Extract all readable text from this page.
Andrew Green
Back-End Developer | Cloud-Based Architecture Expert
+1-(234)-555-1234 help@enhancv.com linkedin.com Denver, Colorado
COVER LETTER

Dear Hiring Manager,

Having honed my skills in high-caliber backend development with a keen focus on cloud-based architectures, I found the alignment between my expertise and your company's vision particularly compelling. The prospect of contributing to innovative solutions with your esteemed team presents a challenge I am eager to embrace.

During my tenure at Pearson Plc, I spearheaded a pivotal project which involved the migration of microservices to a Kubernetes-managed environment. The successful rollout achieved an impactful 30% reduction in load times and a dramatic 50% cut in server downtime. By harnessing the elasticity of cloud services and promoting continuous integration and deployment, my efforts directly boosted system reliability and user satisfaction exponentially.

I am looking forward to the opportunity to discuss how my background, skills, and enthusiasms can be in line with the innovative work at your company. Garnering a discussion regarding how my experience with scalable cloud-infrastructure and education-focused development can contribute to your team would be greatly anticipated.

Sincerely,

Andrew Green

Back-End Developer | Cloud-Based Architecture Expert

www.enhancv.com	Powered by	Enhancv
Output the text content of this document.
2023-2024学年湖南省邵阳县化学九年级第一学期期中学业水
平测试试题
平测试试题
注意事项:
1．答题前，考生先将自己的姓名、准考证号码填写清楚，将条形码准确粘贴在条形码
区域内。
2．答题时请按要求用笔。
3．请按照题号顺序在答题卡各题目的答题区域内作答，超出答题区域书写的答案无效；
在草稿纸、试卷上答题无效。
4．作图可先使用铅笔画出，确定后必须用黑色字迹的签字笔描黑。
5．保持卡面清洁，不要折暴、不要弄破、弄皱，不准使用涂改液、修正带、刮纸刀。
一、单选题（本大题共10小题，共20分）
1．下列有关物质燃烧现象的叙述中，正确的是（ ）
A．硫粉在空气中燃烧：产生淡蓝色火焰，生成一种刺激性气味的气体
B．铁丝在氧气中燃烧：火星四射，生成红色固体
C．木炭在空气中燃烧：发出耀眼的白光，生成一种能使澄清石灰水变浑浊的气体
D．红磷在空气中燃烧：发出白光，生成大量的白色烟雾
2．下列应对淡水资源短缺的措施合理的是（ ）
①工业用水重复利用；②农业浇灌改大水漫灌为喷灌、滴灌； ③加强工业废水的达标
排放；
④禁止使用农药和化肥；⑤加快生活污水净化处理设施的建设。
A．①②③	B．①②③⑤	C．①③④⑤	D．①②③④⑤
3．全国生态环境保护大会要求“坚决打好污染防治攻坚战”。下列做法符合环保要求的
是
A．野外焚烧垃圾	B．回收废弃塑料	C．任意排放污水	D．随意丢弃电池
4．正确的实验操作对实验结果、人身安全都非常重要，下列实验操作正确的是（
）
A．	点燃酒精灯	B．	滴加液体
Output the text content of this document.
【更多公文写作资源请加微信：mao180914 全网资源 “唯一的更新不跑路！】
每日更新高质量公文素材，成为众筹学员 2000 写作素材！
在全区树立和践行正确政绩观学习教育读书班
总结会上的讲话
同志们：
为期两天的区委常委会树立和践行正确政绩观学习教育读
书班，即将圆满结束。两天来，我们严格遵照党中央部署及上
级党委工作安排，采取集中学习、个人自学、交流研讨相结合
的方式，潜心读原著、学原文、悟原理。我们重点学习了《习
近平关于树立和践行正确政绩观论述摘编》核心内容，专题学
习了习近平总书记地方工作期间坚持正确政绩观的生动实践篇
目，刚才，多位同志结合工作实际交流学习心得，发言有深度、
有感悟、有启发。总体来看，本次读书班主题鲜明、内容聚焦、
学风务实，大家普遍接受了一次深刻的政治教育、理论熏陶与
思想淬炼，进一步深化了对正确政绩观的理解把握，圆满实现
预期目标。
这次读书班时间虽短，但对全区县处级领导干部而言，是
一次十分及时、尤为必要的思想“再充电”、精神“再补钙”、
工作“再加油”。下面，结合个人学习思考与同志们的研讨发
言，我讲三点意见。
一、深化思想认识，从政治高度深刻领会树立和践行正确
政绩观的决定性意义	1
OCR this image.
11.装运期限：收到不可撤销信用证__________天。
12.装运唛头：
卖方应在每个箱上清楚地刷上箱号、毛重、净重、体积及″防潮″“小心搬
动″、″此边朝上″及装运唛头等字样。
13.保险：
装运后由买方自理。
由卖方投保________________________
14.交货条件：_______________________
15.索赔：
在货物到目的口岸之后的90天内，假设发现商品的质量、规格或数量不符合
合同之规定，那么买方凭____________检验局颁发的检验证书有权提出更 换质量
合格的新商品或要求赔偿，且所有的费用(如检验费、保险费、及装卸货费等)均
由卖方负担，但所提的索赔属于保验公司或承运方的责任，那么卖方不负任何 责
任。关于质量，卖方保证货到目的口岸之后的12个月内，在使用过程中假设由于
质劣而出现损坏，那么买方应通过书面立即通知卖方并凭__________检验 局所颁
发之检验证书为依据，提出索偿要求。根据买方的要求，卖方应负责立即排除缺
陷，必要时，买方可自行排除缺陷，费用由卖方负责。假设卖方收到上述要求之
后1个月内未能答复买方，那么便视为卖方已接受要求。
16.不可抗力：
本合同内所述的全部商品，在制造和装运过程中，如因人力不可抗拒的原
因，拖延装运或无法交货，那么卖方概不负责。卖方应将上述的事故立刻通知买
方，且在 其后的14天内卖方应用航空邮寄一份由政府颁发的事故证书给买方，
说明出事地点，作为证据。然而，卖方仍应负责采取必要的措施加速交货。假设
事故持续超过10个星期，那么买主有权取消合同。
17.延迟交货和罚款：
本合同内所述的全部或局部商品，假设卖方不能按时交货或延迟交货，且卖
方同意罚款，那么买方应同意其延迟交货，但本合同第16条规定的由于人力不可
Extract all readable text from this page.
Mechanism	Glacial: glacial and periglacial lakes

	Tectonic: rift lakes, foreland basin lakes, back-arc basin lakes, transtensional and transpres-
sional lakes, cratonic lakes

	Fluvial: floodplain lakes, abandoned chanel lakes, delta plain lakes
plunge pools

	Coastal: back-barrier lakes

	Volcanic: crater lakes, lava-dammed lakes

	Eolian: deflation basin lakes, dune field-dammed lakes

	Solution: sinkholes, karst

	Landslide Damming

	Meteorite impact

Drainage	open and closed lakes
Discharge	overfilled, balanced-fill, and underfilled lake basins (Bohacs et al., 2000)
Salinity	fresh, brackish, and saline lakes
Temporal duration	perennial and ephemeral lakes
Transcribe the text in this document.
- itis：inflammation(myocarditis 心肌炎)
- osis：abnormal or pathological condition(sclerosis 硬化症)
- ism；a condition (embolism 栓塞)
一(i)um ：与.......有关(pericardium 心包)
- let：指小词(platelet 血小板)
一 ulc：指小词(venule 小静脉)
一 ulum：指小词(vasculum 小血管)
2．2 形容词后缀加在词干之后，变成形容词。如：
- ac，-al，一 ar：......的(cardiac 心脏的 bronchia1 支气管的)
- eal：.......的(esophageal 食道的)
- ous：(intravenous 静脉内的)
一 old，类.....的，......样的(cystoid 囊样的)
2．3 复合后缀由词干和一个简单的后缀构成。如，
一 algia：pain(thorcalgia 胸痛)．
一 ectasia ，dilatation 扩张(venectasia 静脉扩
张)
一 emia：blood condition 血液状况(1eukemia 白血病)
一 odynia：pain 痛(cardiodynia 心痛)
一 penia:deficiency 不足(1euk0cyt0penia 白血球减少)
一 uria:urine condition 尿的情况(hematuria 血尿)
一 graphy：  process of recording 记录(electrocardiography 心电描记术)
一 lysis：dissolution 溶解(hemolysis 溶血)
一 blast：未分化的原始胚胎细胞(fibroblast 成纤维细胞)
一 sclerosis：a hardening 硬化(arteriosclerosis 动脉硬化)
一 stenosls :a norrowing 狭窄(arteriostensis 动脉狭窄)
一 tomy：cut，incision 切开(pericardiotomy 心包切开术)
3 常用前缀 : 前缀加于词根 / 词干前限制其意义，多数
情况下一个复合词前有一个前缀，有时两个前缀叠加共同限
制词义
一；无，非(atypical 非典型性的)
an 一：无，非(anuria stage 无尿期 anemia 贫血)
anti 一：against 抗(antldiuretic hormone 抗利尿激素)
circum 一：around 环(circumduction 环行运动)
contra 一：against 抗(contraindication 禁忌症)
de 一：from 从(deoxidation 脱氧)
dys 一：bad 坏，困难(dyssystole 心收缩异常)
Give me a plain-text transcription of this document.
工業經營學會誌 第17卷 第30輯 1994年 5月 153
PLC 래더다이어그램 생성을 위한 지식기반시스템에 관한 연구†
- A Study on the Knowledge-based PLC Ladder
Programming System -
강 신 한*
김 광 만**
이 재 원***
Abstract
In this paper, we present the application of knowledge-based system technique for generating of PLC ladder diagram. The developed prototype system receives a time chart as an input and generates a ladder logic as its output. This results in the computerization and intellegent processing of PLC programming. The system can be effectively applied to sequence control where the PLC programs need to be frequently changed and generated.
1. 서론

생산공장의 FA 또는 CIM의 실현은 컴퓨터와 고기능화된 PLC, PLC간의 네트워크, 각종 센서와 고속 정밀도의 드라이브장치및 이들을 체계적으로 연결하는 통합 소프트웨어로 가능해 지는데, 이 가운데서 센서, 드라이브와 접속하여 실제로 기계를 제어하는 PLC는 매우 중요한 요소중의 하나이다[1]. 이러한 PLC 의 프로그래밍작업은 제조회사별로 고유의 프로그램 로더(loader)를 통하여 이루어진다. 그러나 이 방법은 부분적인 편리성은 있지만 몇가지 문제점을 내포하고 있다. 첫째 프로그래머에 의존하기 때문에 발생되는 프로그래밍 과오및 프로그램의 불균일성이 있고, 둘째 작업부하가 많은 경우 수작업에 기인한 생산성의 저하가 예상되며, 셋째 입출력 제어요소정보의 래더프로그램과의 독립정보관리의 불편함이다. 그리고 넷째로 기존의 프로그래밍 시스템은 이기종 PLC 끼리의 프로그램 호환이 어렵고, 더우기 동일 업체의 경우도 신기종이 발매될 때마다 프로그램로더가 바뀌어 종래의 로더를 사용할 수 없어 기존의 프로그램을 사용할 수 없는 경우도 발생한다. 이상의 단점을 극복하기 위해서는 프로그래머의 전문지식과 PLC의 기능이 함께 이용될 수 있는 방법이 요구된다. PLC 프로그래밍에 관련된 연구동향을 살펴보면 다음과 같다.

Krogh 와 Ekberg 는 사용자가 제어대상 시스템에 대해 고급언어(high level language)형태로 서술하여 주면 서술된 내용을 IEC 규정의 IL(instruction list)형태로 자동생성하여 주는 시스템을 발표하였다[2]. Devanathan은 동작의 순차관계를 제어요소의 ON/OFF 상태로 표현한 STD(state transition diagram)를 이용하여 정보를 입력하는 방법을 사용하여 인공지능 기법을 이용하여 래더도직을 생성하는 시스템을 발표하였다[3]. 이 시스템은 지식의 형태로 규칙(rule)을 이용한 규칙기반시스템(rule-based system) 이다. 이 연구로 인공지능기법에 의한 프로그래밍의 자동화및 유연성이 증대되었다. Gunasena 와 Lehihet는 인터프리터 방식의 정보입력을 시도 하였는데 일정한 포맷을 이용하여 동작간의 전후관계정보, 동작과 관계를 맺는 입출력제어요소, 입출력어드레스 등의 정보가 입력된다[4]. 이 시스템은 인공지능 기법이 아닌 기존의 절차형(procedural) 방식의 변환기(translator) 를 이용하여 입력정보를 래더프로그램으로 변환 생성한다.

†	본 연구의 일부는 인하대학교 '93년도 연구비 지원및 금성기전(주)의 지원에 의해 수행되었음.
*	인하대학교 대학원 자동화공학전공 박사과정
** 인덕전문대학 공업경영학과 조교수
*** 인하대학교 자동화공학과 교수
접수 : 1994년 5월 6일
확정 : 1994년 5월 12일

-*-*-

### PROBLEM STATEMENT
In the records, locate each line holding the string "against" and copy it.

### EXPECTED OUTPUT
anti 一：against 抗(antldiuretic hormone 抗利尿激素)
contra 一：against 抗(contraindication 禁忌症)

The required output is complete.